_INSTRUCTION_
Scan the records for the word "space". Copy each line that includes it.

* START RECORDS FOR THIS EXERCISE *

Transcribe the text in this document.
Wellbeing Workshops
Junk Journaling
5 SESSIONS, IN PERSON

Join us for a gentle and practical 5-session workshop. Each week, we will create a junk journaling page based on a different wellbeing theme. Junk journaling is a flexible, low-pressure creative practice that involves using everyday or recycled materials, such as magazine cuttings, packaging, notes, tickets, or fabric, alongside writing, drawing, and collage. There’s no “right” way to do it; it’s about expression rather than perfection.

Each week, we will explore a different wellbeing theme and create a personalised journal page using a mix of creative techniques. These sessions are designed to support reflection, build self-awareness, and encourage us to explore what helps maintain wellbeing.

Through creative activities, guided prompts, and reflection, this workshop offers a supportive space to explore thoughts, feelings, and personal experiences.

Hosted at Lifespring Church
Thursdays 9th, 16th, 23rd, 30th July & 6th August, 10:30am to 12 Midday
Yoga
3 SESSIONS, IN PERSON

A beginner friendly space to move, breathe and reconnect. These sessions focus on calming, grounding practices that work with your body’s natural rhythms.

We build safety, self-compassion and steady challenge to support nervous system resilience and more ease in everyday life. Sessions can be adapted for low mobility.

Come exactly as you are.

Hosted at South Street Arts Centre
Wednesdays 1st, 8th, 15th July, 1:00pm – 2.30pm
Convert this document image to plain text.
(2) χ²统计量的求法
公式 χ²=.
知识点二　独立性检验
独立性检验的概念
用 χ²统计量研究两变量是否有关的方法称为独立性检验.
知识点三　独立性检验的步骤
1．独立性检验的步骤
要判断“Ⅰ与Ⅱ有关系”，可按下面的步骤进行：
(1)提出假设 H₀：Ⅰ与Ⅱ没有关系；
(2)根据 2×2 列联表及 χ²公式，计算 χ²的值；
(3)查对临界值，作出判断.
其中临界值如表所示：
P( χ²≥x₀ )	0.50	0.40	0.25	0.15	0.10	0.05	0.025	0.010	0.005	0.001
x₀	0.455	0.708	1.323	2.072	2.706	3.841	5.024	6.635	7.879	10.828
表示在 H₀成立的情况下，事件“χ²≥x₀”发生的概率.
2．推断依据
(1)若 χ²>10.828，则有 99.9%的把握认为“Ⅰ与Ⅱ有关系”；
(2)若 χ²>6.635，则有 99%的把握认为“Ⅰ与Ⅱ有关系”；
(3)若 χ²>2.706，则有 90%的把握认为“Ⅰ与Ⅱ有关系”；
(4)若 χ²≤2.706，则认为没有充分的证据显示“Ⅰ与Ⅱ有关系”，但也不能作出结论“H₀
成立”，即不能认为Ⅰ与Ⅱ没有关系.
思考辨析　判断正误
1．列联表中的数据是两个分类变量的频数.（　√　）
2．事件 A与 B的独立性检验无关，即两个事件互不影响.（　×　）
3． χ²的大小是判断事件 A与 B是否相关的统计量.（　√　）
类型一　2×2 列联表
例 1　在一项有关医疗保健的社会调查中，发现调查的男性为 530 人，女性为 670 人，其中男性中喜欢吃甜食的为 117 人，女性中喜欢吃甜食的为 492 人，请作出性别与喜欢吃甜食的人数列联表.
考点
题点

* END RECORDS FOR THIS EXERCISE *

_WRITTEN SOLUTION_
Through creative activities, guided prompts, and reflection, this workshop offers a supportive space to explore thoughts, feelings, and personal experiences.
A beginner friendly space to move, breathe and reconnect. These sessions focus on calming, grounding practices that work with your body’s natural rhythms.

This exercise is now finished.